Write out each line of the listing as it stands, without the images.

▶ **PROVIDED DATA**:
— begin —

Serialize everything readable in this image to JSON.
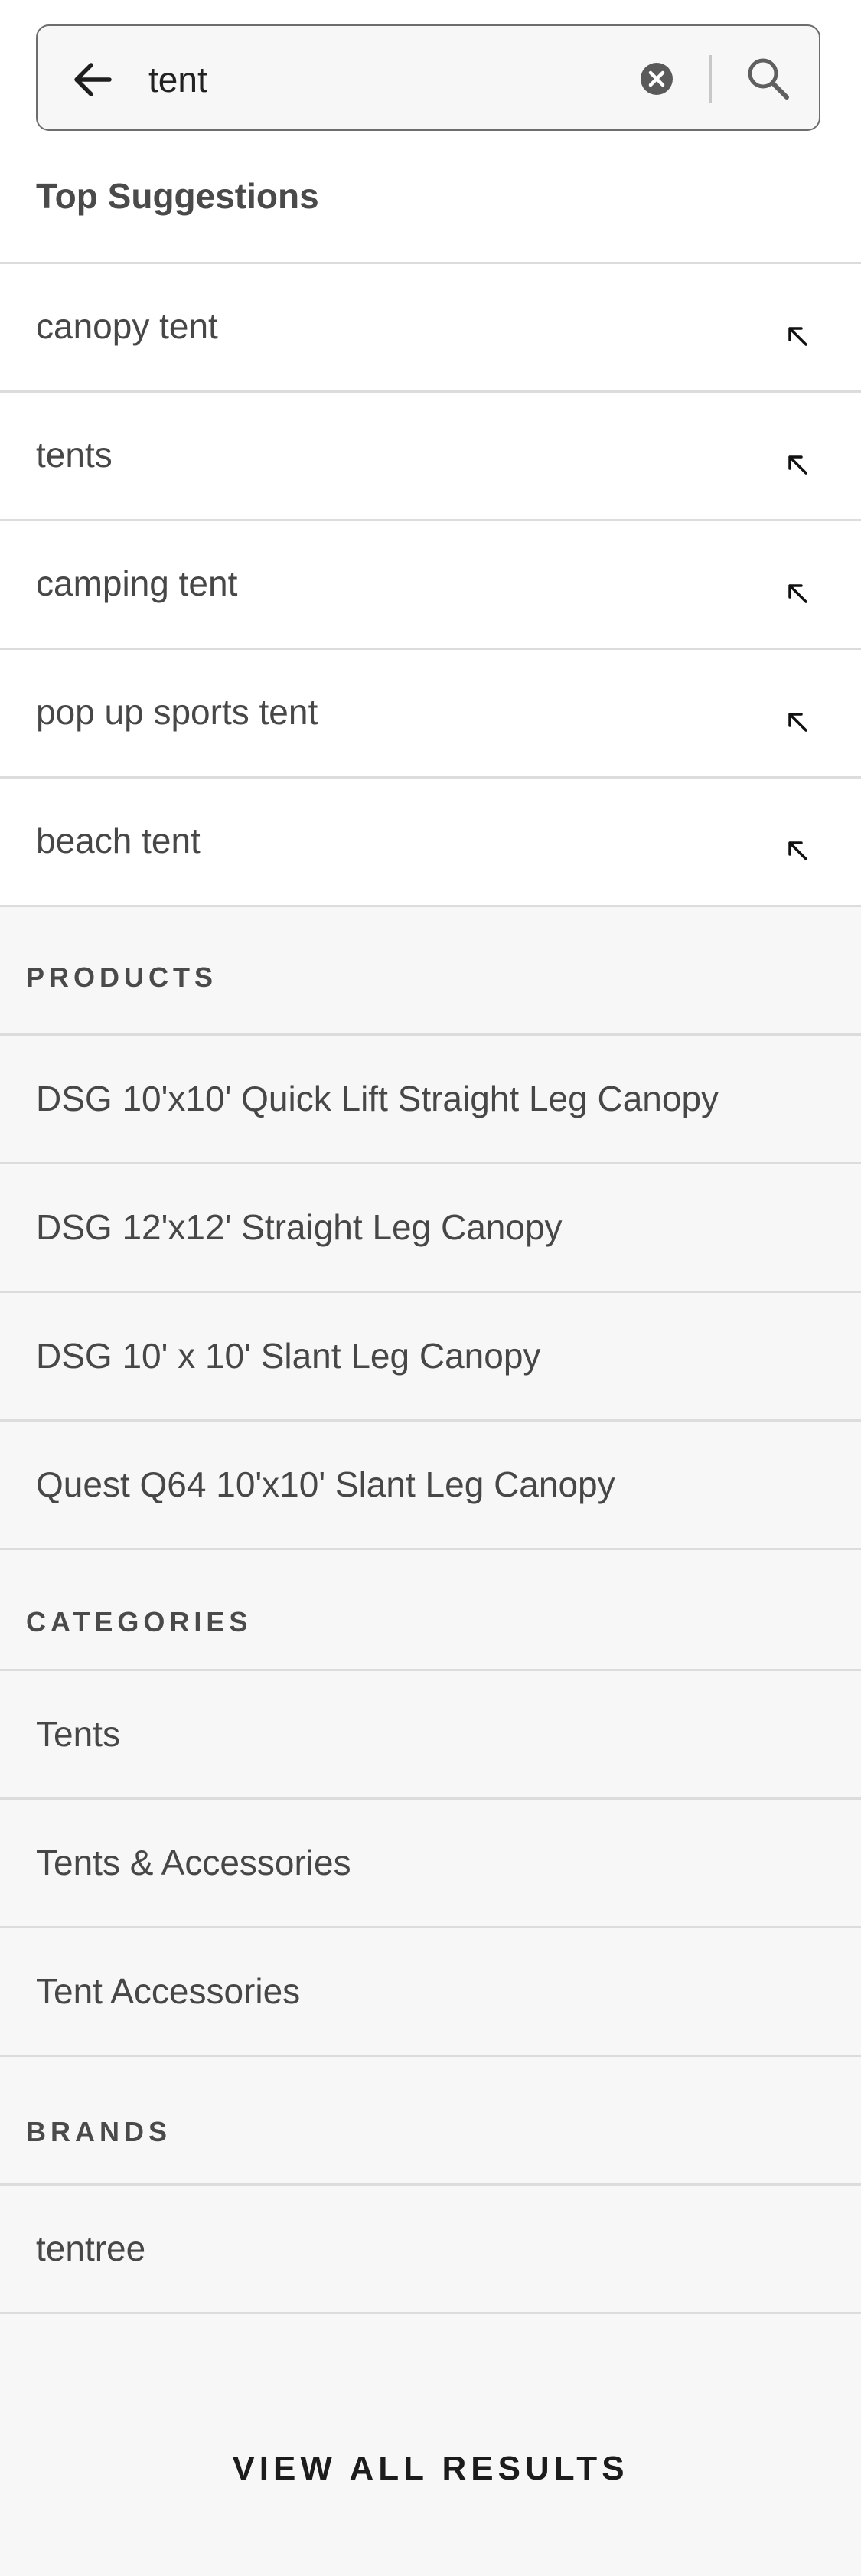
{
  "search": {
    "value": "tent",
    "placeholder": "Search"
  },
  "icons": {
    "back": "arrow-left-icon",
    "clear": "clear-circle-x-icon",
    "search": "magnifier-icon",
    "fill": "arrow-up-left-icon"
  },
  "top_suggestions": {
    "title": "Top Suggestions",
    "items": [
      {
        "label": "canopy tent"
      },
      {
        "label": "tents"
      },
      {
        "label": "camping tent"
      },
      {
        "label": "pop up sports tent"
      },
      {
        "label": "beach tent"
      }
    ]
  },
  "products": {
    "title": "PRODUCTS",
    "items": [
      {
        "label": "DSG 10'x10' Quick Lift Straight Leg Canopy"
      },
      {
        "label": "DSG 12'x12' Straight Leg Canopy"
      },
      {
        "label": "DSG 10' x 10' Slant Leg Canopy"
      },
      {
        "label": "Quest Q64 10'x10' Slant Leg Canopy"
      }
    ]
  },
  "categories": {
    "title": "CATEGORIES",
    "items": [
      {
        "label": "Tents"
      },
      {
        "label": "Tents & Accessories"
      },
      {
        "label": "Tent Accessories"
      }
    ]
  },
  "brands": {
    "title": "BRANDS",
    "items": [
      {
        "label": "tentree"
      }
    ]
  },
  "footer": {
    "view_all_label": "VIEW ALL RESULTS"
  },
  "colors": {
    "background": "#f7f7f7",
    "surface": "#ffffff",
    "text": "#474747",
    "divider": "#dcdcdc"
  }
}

— end —

▶ **EXERCISE RESPONSE**:
Serialize everything readable in this image to JSON.
{
  "search": {
    "value": "tent",
    "placeholder": "Search"
  },
  "icons": {
    "back": "arrow-left-icon",
    "clear": "clear-circle-x-icon",
    "search": "magnifier-icon",
    "fill": "arrow-up-left-icon"
  },
  "top_suggestions": {
    "title": "Top Suggestions",
    "items": [
      {
        "label": "canopy tent"
      },
      {
        "label": "tents"
      },
      {
        "label": "camping tent"
      },
      {
        "label": "pop up sports tent"
      },
      {
        "label": "beach tent"
      }
    ]
  },
  "products": {
    "title": "PRODUCTS",
    "items": [
      {
        "label": "DSG 10'x10' Quick Lift Straight Leg Canopy"
      },
      {
        "label": "DSG 12'x12' Straight Leg Canopy"
      },
      {
        "label": "DSG 10' x 10' Slant Leg Canopy"
      },
      {
        "label": "Quest Q64 10'x10' Slant Leg Canopy"
      }
    ]
  },
  "categories": {
    "title": "CATEGORIES",
    "items": [
      {
        "label": "Tents"
      },
      {
        "label": "Tents & Accessories"
      },
      {
        "label": "Tent Accessories"
      }
    ]
  },
  "brands": {
    "title": "BRANDS",
    "items": [
      {
        "label": "tentree"
      }
    ]
  },
  "footer": {
    "view_all_label": "VIEW ALL RESULTS"
  },
  "colors": {
    "background": "#f7f7f7",
    "surface": "#ffffff",
    "text": "#474747",
    "divider": "#dcdcdc"
  }
}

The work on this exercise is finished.